§ **PROVIDED ENTRIES**
:::::
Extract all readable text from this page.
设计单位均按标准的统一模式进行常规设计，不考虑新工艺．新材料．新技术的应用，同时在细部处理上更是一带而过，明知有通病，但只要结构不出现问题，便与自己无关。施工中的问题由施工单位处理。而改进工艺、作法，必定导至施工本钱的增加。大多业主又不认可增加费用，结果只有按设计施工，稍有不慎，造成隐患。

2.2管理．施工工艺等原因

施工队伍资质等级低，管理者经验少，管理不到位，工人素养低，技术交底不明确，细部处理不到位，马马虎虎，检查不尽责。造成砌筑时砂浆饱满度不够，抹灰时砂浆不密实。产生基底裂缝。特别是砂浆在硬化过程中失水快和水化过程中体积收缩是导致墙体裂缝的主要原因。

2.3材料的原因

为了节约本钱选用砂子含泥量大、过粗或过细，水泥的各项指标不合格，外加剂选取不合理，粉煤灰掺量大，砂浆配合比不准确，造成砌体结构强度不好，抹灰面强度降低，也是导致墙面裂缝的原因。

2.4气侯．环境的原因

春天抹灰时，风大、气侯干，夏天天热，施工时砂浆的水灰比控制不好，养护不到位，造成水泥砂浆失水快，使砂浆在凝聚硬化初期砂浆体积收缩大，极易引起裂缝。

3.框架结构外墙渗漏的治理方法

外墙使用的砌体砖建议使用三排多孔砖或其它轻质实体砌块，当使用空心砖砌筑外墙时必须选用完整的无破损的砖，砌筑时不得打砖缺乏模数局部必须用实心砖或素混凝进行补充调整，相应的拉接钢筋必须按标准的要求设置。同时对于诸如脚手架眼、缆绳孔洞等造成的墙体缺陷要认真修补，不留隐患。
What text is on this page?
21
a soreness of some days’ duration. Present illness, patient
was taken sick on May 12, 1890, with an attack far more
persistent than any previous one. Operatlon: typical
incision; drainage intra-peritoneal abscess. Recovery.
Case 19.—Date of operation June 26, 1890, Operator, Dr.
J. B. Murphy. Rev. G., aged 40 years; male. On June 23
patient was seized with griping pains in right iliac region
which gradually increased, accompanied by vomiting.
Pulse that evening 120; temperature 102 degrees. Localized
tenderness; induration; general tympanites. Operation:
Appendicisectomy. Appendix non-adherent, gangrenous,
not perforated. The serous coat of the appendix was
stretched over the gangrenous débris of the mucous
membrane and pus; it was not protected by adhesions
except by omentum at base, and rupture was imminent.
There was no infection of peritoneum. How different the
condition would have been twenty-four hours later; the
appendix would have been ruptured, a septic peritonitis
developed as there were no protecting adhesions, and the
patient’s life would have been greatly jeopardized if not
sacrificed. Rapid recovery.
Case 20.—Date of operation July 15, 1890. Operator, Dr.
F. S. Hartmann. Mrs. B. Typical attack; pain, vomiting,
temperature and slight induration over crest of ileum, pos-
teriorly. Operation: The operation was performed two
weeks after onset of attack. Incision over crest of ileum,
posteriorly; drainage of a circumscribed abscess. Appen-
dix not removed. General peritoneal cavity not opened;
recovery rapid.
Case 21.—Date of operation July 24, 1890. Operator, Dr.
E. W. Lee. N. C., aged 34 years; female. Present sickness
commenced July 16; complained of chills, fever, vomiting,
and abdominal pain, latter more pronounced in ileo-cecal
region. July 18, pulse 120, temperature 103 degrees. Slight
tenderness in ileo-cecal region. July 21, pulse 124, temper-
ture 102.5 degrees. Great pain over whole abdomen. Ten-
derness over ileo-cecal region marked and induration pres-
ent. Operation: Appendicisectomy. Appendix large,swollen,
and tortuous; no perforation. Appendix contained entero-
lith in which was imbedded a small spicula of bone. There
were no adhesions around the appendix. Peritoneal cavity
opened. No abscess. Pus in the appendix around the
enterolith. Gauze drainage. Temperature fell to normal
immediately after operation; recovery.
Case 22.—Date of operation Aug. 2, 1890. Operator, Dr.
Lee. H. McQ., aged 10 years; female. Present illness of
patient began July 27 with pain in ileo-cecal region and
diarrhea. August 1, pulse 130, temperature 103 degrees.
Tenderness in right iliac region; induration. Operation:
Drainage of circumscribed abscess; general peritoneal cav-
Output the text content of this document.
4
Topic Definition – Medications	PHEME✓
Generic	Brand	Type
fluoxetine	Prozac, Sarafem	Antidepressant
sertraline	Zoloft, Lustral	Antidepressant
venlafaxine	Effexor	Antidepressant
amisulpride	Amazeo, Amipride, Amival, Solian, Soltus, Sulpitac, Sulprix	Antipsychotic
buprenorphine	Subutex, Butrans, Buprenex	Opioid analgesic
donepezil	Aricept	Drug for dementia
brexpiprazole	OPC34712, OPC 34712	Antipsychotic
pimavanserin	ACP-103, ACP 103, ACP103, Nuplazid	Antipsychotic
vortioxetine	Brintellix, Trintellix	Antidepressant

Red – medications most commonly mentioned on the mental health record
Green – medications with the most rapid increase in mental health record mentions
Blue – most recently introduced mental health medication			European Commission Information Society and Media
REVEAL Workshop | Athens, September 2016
:::::
§ **EXERCISE INSTRUCTIONS**
In full and verbatim, repeat the records given above.

§ **RESULT**
Extract all readable text from this page.
设计单位均按标准的统一模式进行常规设计，不考虑新工艺．新材料．新技术的应用，同时在细部处理上更是一带而过，明知有通病，但只要结构不出现问题，便与自己无关。施工中的问题由施工单位处理。而改进工艺、作法，必定导至施工本钱的增加。大多业主又不认可增加费用，结果只有按设计施工，稍有不慎，造成隐患。

2.2管理．施工工艺等原因

施工队伍资质等级低，管理者经验少，管理不到位，工人素养低，技术交底不明确，细部处理不到位，马马虎虎，检查不尽责。造成砌筑时砂浆饱满度不够，抹灰时砂浆不密实。产生基底裂缝。特别是砂浆在硬化过程中失水快和水化过程中体积收缩是导致墙体裂缝的主要原因。

2.3材料的原因

为了节约本钱选用砂子含泥量大、过粗或过细，水泥的各项指标不合格，外加剂选取不合理，粉煤灰掺量大，砂浆配合比不准确，造成砌体结构强度不好，抹灰面强度降低，也是导致墙面裂缝的原因。

2.4气侯．环境的原因

春天抹灰时，风大、气侯干，夏天天热，施工时砂浆的水灰比控制不好，养护不到位，造成水泥砂浆失水快，使砂浆在凝聚硬化初期砂浆体积收缩大，极易引起裂缝。

3.框架结构外墙渗漏的治理方法

外墙使用的砌体砖建议使用三排多孔砖或其它轻质实体砌块，当使用空心砖砌筑外墙时必须选用完整的无破损的砖，砌筑时不得打砖缺乏模数局部必须用实心砖或素混凝进行补充调整，相应的拉接钢筋必须按标准的要求设置。同时对于诸如脚手架眼、缆绳孔洞等造成的墙体缺陷要认真修补，不留隐患。
What text is on this page?
21
a soreness of some days’ duration. Present illness, patient
was taken sick on May 12, 1890, with an attack far more
persistent than any previous one. Operatlon: typical
incision; drainage intra-peritoneal abscess. Recovery.
Case 19.—Date of operation June 26, 1890, Operator, Dr.
J. B. Murphy. Rev. G., aged 40 years; male. On June 23
patient was seized with griping pains in right iliac region
which gradually increased, accompanied by vomiting.
Pulse that evening 120; temperature 102 degrees. Localized
tenderness; induration; general tympanites. Operation:
Appendicisectomy. Appendix non-adherent, gangrenous,
not perforated. The serous coat of the appendix was
stretched over the gangrenous débris of the mucous
membrane and pus; it was not protected by adhesions
except by omentum at base, and rupture was imminent.
There was no infection of peritoneum. How different the
condition would have been twenty-four hours later; the
appendix would have been ruptured, a septic peritonitis
developed as there were no protecting adhesions, and the
patient’s life would have been greatly jeopardized if not
sacrificed. Rapid recovery.
Case 20.—Date of operation July 15, 1890. Operator, Dr.
F. S. Hartmann. Mrs. B. Typical attack; pain, vomiting,
temperature and slight induration over crest of ileum, pos-
teriorly. Operation: The operation was performed two
weeks after onset of attack. Incision over crest of ileum,
posteriorly; drainage of a circumscribed abscess. Appen-
dix not removed. General peritoneal cavity not opened;
recovery rapid.
Case 21.—Date of operation July 24, 1890. Operator, Dr.
E. W. Lee. N. C., aged 34 years; female. Present sickness
commenced July 16; complained of chills, fever, vomiting,
and abdominal pain, latter more pronounced in ileo-cecal
region. July 18, pulse 120, temperature 103 degrees. Slight
tenderness in ileo-cecal region. July 21, pulse 124, temper-
ture 102.5 degrees. Great pain over whole abdomen. Ten-
derness over ileo-cecal region marked and induration pres-
ent. Operation: Appendicisectomy. Appendix large,swollen,
and tortuous; no perforation. Appendix contained entero-
lith in which was imbedded a small spicula of bone. There
were no adhesions around the appendix. Peritoneal cavity
opened. No abscess. Pus in the appendix around the
enterolith. Gauze drainage. Temperature fell to normal
immediately after operation; recovery.
Case 22.—Date of operation Aug. 2, 1890. Operator, Dr.
Lee. H. McQ., aged 10 years; female. Present illness of
patient began July 27 with pain in ileo-cecal region and
diarrhea. August 1, pulse 130, temperature 103 degrees.
Tenderness in right iliac region; induration. Operation:
Drainage of circumscribed abscess; general peritoneal cav-
Output the text content of this document.
4
Topic Definition – Medications	PHEME✓
Generic	Brand	Type
fluoxetine	Prozac, Sarafem	Antidepressant
sertraline	Zoloft, Lustral	Antidepressant
venlafaxine	Effexor	Antidepressant
amisulpride	Amazeo, Amipride, Amival, Solian, Soltus, Sulpitac, Sulprix	Antipsychotic
buprenorphine	Subutex, Butrans, Buprenex	Opioid analgesic
donepezil	Aricept	Drug for dementia
brexpiprazole	OPC34712, OPC 34712	Antipsychotic
pimavanserin	ACP-103, ACP 103, ACP103, Nuplazid	Antipsychotic
vortioxetine	Brintellix, Trintellix	Antidepressant

Red – medications most commonly mentioned on the mental health record
Green – medications with the most rapid increase in mental health record mentions
Blue – most recently introduced mental health medication			European Commission Information Society and Media
REVEAL Workshop | Athens, September 2016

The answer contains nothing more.